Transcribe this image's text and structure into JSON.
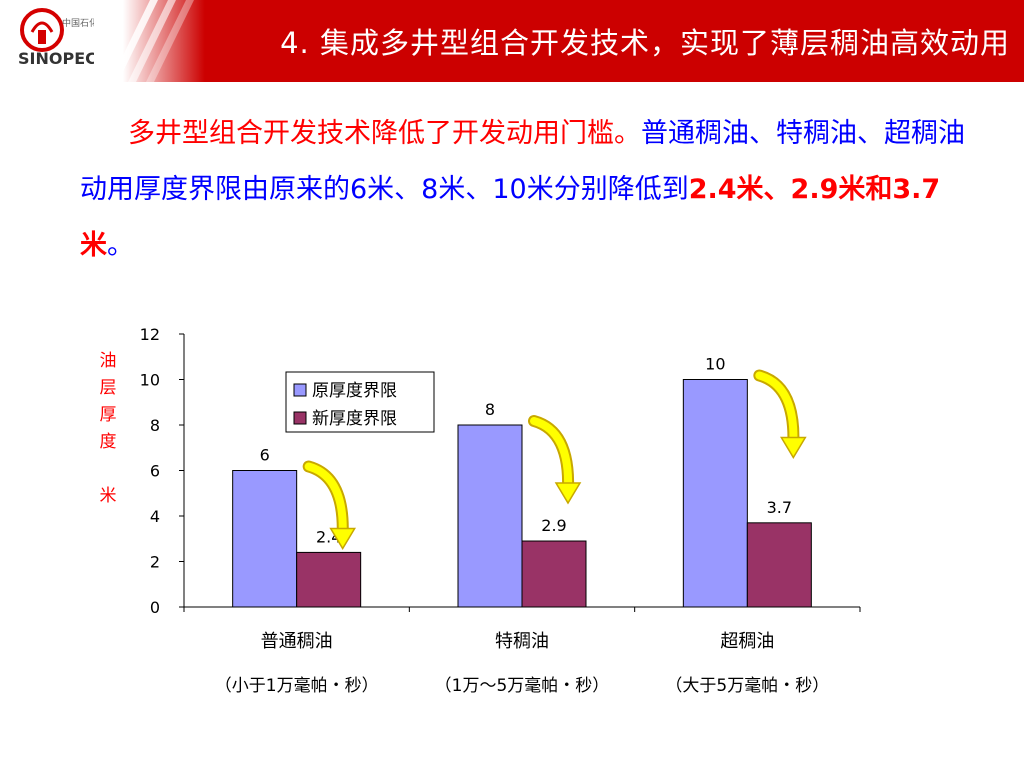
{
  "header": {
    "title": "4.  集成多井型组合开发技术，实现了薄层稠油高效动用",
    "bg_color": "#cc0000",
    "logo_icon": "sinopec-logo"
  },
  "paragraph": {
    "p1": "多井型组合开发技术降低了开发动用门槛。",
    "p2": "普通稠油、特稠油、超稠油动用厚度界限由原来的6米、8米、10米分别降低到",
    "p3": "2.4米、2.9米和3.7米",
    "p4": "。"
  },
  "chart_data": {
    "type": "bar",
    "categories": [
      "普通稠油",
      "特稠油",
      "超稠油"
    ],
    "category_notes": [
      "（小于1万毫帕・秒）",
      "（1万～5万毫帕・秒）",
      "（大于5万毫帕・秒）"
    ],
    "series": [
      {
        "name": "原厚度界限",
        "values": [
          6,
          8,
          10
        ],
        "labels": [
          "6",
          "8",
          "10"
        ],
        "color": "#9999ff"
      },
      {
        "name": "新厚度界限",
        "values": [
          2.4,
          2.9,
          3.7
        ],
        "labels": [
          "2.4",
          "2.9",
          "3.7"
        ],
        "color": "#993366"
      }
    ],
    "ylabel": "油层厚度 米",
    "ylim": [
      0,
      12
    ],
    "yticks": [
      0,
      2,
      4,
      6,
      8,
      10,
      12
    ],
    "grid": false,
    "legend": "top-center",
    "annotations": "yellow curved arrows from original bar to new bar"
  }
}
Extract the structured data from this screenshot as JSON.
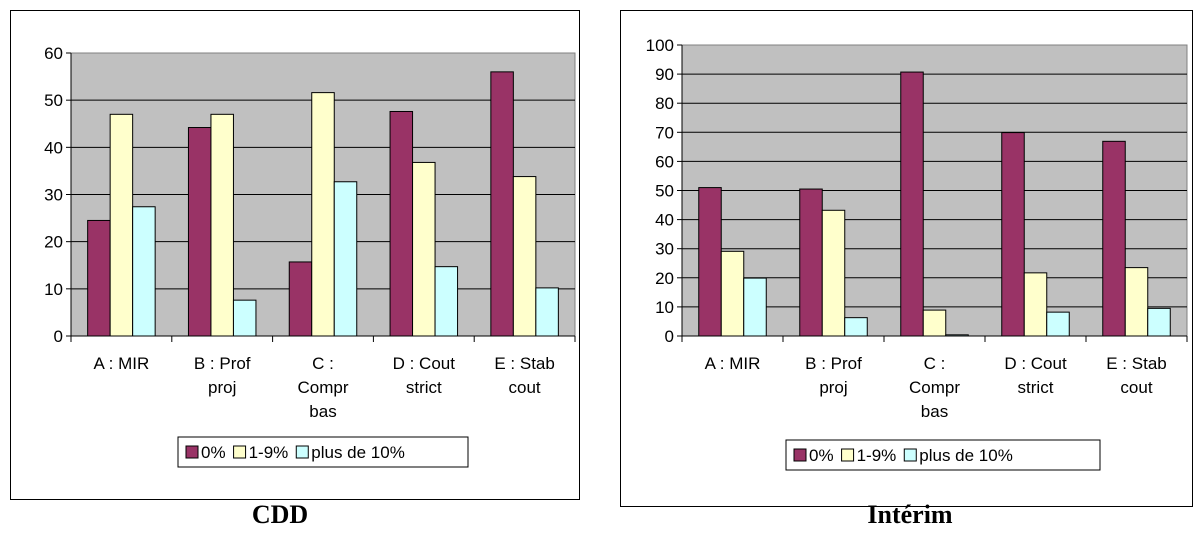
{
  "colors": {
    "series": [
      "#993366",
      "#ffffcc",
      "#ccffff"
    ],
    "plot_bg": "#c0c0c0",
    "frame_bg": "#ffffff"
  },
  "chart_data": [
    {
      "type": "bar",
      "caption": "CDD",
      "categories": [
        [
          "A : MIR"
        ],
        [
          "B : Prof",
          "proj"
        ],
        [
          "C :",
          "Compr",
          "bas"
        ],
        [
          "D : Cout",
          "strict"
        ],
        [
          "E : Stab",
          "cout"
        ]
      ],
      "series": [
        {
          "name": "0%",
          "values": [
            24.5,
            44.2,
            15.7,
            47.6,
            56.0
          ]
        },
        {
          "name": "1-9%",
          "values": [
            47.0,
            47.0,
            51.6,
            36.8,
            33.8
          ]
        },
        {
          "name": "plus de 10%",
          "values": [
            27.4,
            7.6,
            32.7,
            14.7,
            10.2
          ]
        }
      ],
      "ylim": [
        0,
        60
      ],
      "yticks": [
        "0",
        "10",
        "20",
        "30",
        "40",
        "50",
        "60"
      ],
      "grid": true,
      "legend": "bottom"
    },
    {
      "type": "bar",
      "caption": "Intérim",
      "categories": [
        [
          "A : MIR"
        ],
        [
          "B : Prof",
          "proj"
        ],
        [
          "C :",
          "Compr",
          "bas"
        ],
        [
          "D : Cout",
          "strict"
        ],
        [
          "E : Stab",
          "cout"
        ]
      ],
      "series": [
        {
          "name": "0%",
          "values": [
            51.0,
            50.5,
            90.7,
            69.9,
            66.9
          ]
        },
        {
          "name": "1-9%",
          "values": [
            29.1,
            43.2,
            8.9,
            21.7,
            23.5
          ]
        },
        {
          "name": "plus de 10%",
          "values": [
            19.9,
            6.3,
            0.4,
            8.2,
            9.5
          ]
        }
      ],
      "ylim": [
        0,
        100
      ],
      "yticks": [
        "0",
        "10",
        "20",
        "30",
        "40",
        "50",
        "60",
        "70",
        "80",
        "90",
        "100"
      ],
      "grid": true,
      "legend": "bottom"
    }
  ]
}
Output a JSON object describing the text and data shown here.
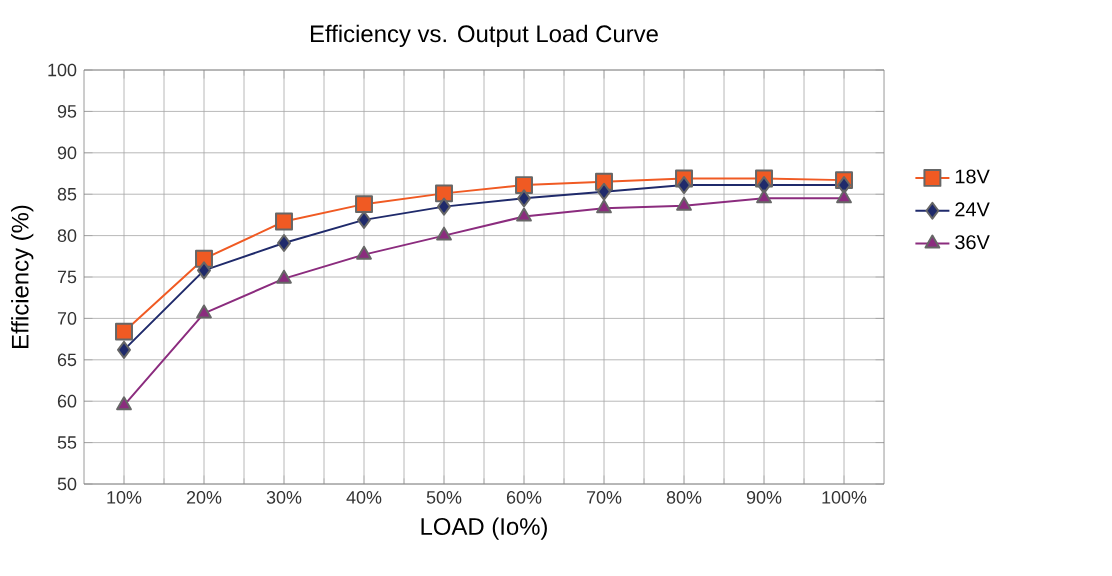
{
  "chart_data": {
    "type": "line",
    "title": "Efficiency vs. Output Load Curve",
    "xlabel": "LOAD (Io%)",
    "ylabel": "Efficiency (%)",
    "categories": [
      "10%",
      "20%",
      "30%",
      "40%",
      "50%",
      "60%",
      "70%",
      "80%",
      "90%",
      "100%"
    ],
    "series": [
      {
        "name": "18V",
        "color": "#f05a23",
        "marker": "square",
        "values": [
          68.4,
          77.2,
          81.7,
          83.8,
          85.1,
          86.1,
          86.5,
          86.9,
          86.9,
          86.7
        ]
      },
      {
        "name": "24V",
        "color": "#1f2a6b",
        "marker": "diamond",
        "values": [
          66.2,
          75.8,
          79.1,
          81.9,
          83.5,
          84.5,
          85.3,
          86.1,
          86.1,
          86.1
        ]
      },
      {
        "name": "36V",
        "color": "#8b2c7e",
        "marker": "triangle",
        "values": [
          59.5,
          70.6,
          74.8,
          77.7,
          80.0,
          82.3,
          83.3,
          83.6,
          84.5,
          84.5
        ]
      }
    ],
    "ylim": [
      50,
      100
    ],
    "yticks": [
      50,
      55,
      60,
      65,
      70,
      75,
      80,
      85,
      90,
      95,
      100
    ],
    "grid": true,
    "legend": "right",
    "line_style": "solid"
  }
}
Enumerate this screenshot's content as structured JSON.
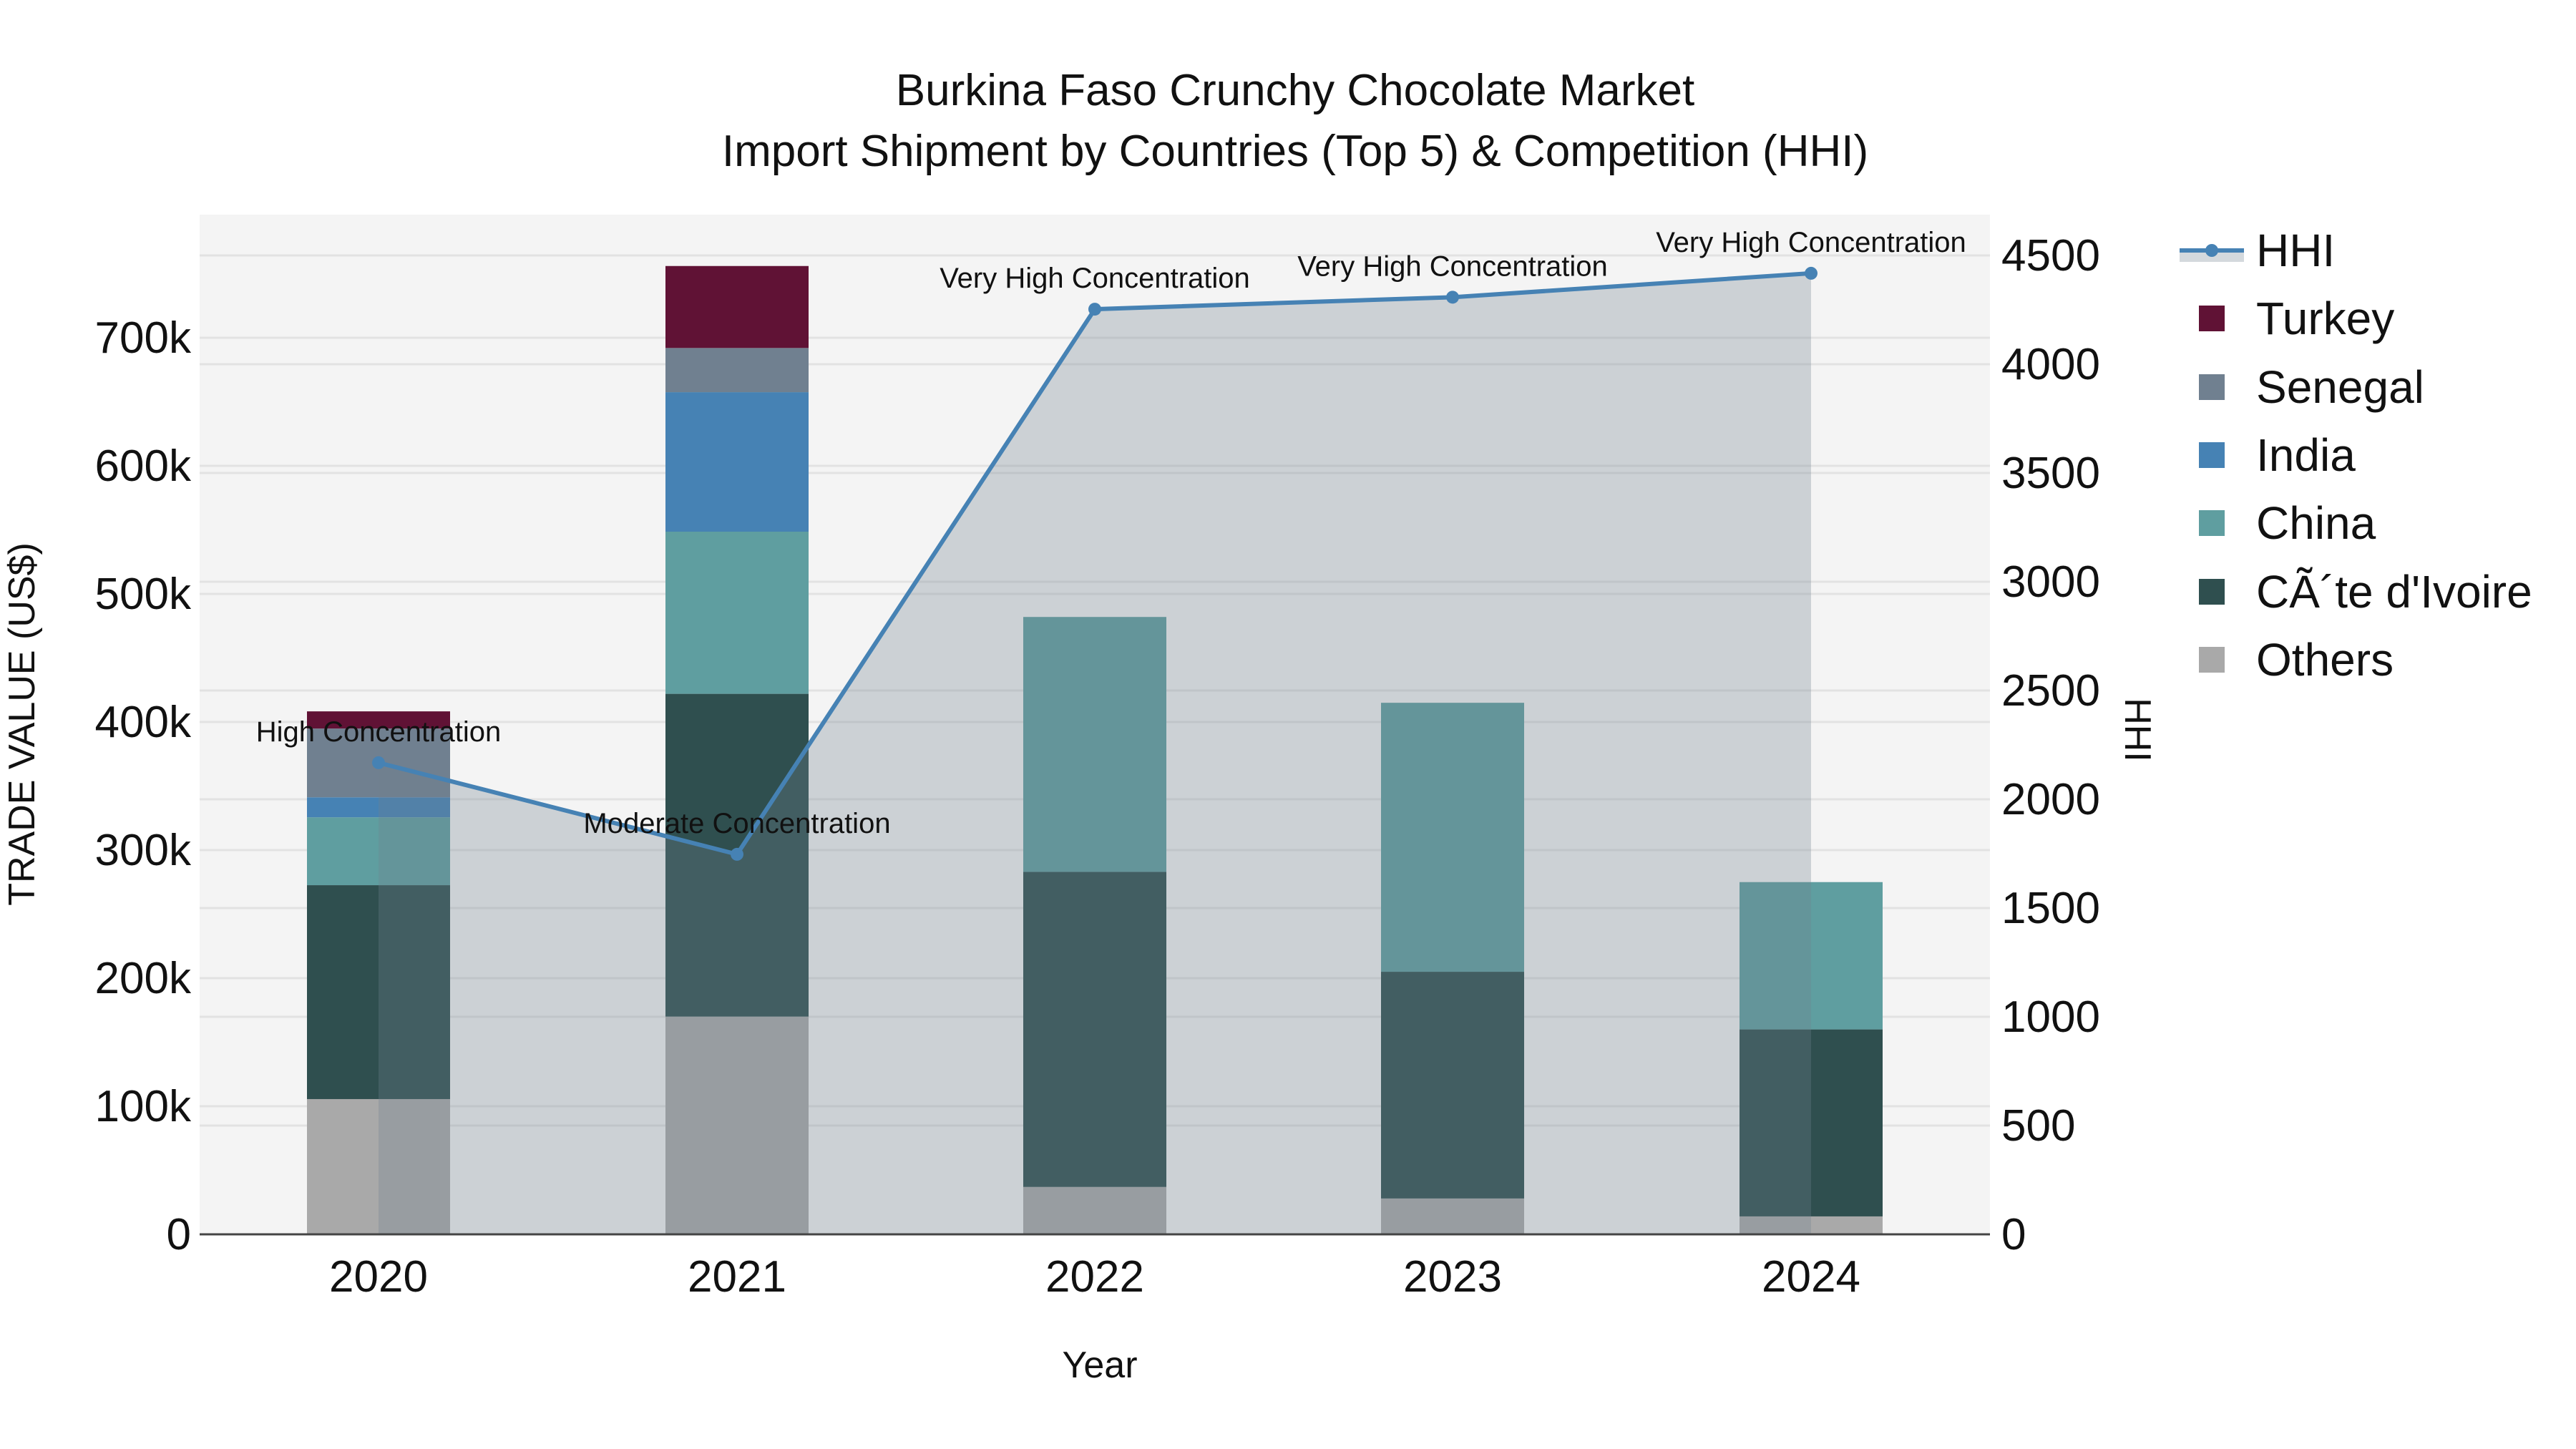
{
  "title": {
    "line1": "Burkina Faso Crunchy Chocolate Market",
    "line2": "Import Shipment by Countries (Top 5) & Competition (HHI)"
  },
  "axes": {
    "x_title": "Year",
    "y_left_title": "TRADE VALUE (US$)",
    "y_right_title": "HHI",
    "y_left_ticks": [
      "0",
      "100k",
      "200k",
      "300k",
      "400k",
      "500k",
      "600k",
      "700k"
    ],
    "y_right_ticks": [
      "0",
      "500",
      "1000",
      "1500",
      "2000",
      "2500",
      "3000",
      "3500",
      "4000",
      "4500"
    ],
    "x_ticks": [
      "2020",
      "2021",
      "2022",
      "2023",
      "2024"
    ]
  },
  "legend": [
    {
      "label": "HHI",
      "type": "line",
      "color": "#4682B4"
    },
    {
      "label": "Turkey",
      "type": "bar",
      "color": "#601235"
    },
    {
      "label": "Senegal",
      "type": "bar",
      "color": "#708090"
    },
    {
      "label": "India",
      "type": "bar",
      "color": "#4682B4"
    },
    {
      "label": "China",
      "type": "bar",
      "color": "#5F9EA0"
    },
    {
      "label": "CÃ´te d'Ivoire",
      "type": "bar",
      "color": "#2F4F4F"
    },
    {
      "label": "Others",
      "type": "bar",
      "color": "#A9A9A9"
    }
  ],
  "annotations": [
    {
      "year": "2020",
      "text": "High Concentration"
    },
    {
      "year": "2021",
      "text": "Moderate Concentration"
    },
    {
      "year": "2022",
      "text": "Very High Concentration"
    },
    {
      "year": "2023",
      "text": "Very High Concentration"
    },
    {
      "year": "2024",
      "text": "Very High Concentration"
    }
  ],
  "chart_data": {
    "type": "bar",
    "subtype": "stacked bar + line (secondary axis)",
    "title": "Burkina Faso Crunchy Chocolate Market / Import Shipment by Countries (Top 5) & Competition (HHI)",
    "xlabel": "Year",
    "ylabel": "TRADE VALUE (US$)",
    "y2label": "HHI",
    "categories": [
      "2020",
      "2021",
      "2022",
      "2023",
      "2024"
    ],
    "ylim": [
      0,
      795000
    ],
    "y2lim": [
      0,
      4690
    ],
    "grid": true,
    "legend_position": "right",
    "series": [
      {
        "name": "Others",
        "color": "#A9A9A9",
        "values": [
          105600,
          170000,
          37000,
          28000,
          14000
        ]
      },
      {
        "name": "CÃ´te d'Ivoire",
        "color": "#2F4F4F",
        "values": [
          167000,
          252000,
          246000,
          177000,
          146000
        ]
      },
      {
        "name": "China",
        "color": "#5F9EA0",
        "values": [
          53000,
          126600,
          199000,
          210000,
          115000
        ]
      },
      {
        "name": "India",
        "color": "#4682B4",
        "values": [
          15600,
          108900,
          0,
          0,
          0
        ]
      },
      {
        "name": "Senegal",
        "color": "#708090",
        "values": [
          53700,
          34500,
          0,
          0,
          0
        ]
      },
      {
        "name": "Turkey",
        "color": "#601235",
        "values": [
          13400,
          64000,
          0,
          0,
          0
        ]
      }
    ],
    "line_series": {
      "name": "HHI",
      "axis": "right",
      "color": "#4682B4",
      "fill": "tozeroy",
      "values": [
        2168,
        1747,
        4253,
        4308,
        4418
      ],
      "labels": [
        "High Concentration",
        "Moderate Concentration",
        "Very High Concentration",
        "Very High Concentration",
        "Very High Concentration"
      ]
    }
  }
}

REQUIREMENT.
Select all lines with the word "Moderate" from the entries above.

CORRECT RESPONSE.
      "text": "Moderate Concentration"
        "Moderate Concentration",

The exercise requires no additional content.